#### EXERCISE OBJECTIVE
Report every line from the material that contains the word "five".

#### RECORDS FOR THIS EXERCISE

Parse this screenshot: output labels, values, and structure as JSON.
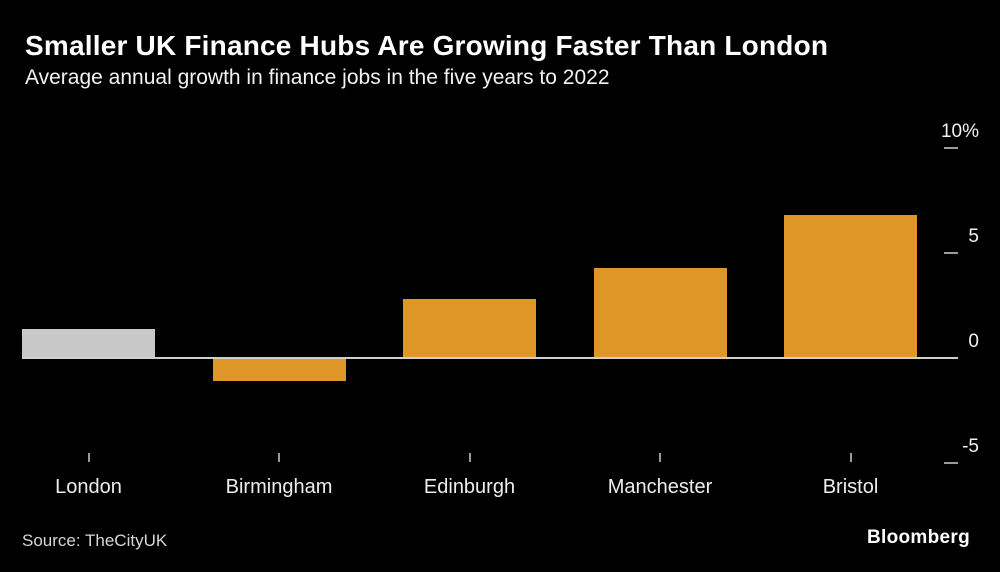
{
  "header": {
    "title": "Smaller UK Finance Hubs Are Growing Faster Than London",
    "subtitle": "Average annual growth in finance jobs in the five years to 2022"
  },
  "chart_data": {
    "type": "bar",
    "title": "Smaller UK Finance Hubs Are Growing Faster Than London",
    "subtitle": "Average annual growth in finance jobs in the five years to 2022",
    "categories": [
      "London",
      "Birmingham",
      "Edinburgh",
      "Manchester",
      "Bristol"
    ],
    "values": [
      1.4,
      -1.1,
      2.8,
      4.3,
      6.8
    ],
    "unit": "percent",
    "bar_colors": [
      "#c8c8c8",
      "#de9726",
      "#de9726",
      "#de9726",
      "#de9726"
    ],
    "yticks": [
      {
        "value": 10,
        "label": "10%"
      },
      {
        "value": 5,
        "label": "5"
      },
      {
        "value": 0,
        "label": "0"
      },
      {
        "value": -5,
        "label": "-5"
      }
    ],
    "ylim": [
      -5.5,
      11.3
    ],
    "legend": "none",
    "axis_side": "right",
    "background_color": "#000000",
    "highlight_color": "#de9726",
    "muted_bar_color": "#c8c8c8",
    "baseline_color": "#cfcfcf"
  },
  "footer": {
    "source": "Source:  TheCityUK",
    "logo": "Bloomberg"
  }
}
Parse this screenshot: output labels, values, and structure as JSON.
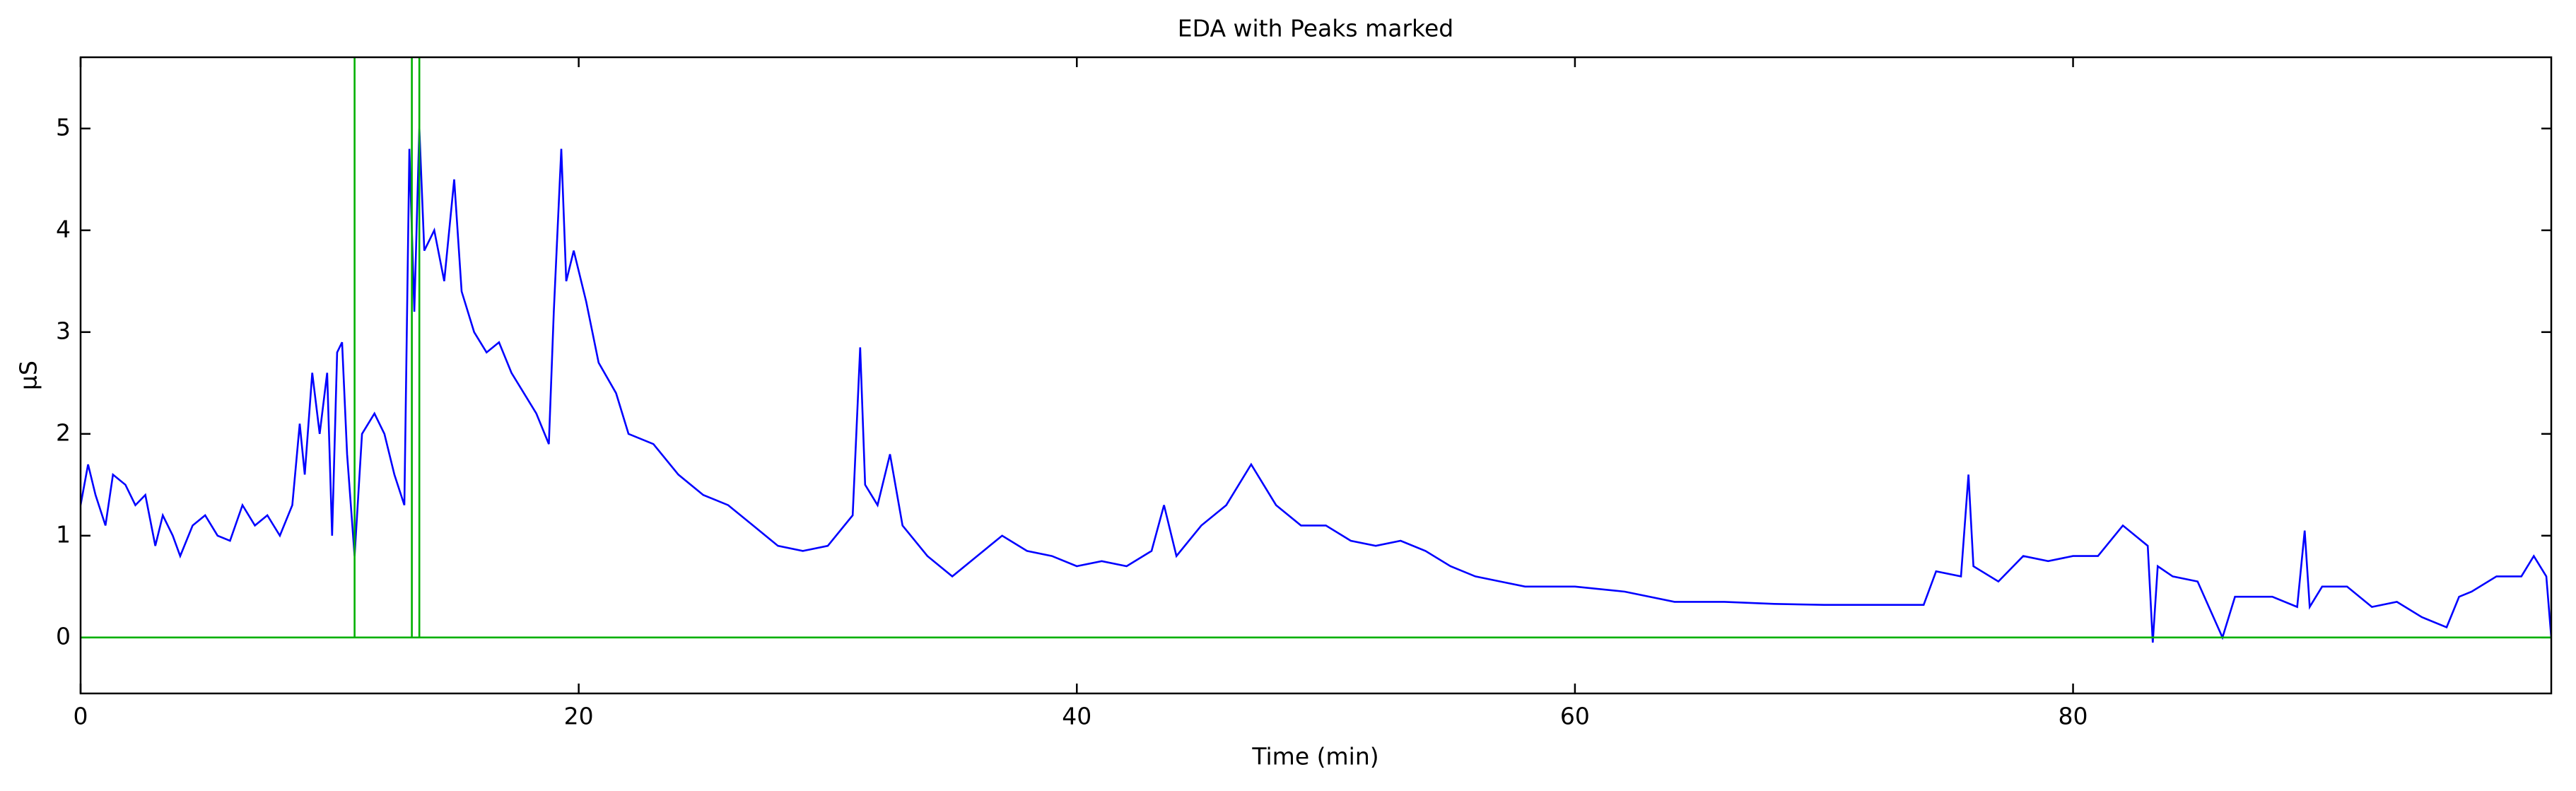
{
  "chart_data": {
    "type": "line",
    "title": "EDA with Peaks marked",
    "x_label": "Time (min)",
    "y_label": "μS",
    "xlim": [
      0,
      99.2
    ],
    "ylim": [
      -0.55,
      5.7
    ],
    "xticks": [
      0,
      20,
      40,
      60,
      80
    ],
    "yticks": [
      0,
      1,
      2,
      3,
      4,
      5
    ],
    "grid": false,
    "series": [
      {
        "name": "EDA",
        "color": "#0000ff",
        "x": [
          0,
          0.3,
          0.6,
          1,
          1.3,
          1.8,
          2.2,
          2.6,
          3,
          3.3,
          3.7,
          4,
          4.5,
          5,
          5.5,
          6,
          6.5,
          7,
          7.5,
          8,
          8.5,
          8.8,
          9,
          9.3,
          9.6,
          9.9,
          10.1,
          10.3,
          10.5,
          10.7,
          11,
          11.3,
          11.8,
          12.2,
          12.6,
          13,
          13.2,
          13.4,
          13.6,
          13.8,
          14.2,
          14.6,
          15,
          15.3,
          15.8,
          16.3,
          16.8,
          17.3,
          17.8,
          18.3,
          18.8,
          19,
          19.3,
          19.5,
          19.8,
          20.3,
          20.8,
          21.5,
          22,
          23,
          24,
          25,
          26,
          27,
          28,
          29,
          30,
          31,
          31.3,
          31.5,
          32,
          32.5,
          33,
          34,
          35,
          36,
          37,
          38,
          39,
          40,
          41,
          42,
          43,
          43.5,
          44,
          45,
          46,
          47,
          48,
          49,
          50,
          51,
          52,
          53,
          54,
          55,
          56,
          57,
          58,
          59,
          60,
          62,
          64,
          66,
          68,
          70,
          72,
          74,
          74.5,
          75.5,
          75.8,
          76,
          77,
          78,
          79,
          80,
          81,
          82,
          83,
          83.2,
          83.4,
          84,
          85,
          86,
          86.5,
          87,
          88,
          89,
          89.3,
          89.5,
          90,
          91,
          92,
          93,
          94,
          95,
          95.5,
          96,
          97,
          98,
          98.5,
          99,
          99.2
        ],
        "values": [
          1.3,
          1.7,
          1.4,
          1.1,
          1.6,
          1.5,
          1.3,
          1.4,
          0.9,
          1.2,
          1.0,
          0.8,
          1.1,
          1.2,
          1.0,
          0.95,
          1.3,
          1.1,
          1.2,
          1.0,
          1.3,
          2.1,
          1.6,
          2.6,
          2.0,
          2.6,
          1.0,
          2.8,
          2.9,
          1.8,
          0.8,
          2.0,
          2.2,
          2.0,
          1.6,
          1.3,
          4.8,
          3.2,
          5.0,
          3.8,
          4.0,
          3.5,
          4.5,
          3.4,
          3.0,
          2.8,
          2.9,
          2.6,
          2.4,
          2.2,
          1.9,
          3.2,
          4.8,
          3.5,
          3.8,
          3.3,
          2.7,
          2.4,
          2.0,
          1.9,
          1.6,
          1.4,
          1.3,
          1.1,
          0.9,
          0.85,
          0.9,
          1.2,
          2.85,
          1.5,
          1.3,
          1.8,
          1.1,
          0.8,
          0.6,
          0.8,
          1.0,
          0.85,
          0.8,
          0.7,
          0.75,
          0.7,
          0.85,
          1.3,
          0.8,
          1.1,
          1.3,
          1.7,
          1.3,
          1.1,
          1.1,
          0.95,
          0.9,
          0.95,
          0.85,
          0.7,
          0.6,
          0.55,
          0.5,
          0.5,
          0.5,
          0.45,
          0.35,
          0.35,
          0.33,
          0.32,
          0.32,
          0.32,
          0.65,
          0.6,
          1.6,
          0.7,
          0.55,
          0.8,
          0.75,
          0.8,
          0.8,
          1.1,
          0.9,
          -0.05,
          0.7,
          0.6,
          0.55,
          0.0,
          0.4,
          0.4,
          0.4,
          0.3,
          1.05,
          0.3,
          0.5,
          0.5,
          0.3,
          0.35,
          0.2,
          0.1,
          0.4,
          0.45,
          0.6,
          0.6,
          0.8,
          0.6,
          0
        ]
      },
      {
        "name": "Peaks",
        "color": "#00b000",
        "x": [
          0,
          11,
          11,
          11,
          13.3,
          13.3,
          13.3,
          13.6,
          13.6,
          13.6,
          99.2
        ],
        "values": [
          0,
          0,
          6,
          0,
          0,
          6,
          0,
          0,
          6,
          0,
          0
        ]
      }
    ]
  }
}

#### RESULT OF THIS EXERCISE
    "subtitle": "Average annual growth in finance jobs in the five years to 2022"
    "subtitle": "Average annual growth in finance jobs in the five years to 2022",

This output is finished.